• _Given passage_
------------------------

Auto-brewery syndrome (ABS) sits at an unusual position in the medical literature: it is a condition with a plausible and well-characterised physiological mechanism, documented in case reports spanning seven decades, yet without a single randomised controlled trial, no formally standardised diagnostic criteria, and — until relatively recently — limited awareness even among specialist clinicians.

This overview summarises what the published case literature and emerging research report about the condition: its causative organisms, investigation approaches, management outcomes, and the significant evidence gaps that remain.

History and Case Literature

Cases of apparent endogenous ethanol production were first described in Japanese literature in the 1950s, predominantly in patients with conditions affecting gastrointestinal anatomy or motility. A systematic case series published by Kaji and colleagues in 1984 documented multiple patients with measurable blood alcohol levels following carbohydrate ingestion and identified S. cerevisiae as the causative organism in several cases.

A widely referenced US case report by Cordell and McCarthy (2013) described a patient who experienced ABS episodes for several years, was initially disbelieved by clinicians and law enforcement, and eventually received formal diagnosis through controlled provocation testing. This case brought significant attention to the condition in English-language medical and lay literature. Cordell subsequently published further case series and contributed substantially to awareness of ABS as a clinically real and diagnosable entity.

------------------------

• _Work to complete_
In the auto-brewery syndrome overview, which organism did the 1984 case series by Kaji and colleagues identify as the cause in several cases?

[Extracted records]
------------------------

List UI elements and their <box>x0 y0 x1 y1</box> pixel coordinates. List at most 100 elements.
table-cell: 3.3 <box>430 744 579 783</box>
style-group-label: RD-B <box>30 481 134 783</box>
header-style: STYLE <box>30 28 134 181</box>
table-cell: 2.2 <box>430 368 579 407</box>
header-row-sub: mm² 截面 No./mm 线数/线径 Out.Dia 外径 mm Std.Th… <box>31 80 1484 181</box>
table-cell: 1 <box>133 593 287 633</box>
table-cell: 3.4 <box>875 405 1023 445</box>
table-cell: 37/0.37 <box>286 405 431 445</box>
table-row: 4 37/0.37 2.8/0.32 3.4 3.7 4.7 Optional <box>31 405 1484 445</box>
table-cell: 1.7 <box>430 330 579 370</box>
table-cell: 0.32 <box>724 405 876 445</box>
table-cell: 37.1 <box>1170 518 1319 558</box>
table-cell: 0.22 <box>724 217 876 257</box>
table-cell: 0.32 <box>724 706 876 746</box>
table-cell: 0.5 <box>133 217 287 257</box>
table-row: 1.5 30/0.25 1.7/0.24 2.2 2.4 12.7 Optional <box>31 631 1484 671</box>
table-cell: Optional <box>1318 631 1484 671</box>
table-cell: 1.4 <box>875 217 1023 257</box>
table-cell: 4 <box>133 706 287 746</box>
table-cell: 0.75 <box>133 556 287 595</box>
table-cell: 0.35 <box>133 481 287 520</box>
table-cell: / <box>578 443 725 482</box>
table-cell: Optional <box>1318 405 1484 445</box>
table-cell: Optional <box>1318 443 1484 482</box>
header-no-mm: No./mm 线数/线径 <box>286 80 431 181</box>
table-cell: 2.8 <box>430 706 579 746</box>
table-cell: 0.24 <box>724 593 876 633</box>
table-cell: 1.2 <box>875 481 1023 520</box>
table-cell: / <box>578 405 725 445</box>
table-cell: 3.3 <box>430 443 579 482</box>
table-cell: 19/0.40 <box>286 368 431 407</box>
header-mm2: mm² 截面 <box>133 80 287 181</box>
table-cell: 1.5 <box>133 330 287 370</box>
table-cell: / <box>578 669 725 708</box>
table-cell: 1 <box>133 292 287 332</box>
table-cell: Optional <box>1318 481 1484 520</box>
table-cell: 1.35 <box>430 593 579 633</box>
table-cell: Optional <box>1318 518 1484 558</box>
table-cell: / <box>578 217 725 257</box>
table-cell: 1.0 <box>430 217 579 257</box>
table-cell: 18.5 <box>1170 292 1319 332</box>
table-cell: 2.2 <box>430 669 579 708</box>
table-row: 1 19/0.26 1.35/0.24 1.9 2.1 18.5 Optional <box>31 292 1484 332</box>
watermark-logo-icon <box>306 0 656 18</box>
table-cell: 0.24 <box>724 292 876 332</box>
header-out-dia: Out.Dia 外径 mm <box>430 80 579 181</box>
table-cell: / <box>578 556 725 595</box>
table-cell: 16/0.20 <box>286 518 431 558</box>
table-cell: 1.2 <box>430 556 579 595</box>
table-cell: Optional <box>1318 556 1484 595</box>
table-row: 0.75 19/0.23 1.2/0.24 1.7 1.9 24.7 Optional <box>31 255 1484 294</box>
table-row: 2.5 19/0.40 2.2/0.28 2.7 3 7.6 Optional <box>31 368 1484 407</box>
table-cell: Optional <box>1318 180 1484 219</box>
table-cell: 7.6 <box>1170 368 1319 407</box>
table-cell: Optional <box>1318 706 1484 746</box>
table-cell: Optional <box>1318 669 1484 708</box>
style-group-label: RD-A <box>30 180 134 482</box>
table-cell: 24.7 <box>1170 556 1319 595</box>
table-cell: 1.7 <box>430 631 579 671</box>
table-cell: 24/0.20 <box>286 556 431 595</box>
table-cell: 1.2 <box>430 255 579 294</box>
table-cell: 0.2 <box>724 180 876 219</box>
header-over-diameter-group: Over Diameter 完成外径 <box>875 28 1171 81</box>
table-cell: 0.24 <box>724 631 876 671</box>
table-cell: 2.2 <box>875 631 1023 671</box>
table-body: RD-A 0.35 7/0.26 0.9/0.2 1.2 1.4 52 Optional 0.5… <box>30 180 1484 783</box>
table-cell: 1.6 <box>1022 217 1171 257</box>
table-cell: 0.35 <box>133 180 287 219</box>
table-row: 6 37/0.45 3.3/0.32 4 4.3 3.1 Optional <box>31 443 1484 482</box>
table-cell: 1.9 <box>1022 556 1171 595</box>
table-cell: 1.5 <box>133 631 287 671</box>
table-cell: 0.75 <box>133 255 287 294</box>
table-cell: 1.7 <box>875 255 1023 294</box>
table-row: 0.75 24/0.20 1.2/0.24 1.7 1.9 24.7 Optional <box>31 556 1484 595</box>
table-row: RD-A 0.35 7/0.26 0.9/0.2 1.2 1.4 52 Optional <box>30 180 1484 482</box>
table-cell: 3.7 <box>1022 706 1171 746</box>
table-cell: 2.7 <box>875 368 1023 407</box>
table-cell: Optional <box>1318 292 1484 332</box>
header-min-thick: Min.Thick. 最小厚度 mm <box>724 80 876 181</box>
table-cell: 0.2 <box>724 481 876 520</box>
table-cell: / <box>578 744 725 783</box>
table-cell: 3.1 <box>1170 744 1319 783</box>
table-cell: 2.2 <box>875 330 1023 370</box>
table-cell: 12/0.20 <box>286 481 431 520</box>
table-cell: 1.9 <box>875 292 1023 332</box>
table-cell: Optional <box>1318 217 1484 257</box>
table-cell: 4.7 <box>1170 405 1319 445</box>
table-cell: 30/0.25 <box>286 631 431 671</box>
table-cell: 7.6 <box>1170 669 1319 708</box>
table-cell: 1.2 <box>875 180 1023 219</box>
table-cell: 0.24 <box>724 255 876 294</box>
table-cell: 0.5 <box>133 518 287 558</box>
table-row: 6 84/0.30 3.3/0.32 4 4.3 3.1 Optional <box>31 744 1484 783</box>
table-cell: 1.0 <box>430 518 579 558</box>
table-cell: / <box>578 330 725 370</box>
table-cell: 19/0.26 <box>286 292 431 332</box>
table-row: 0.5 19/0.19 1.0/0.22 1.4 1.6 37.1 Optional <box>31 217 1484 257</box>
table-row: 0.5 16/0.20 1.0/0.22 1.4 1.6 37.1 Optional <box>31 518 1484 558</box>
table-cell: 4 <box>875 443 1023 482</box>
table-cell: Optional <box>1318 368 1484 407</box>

------------------------

• _Answer space_
S. cerevisiae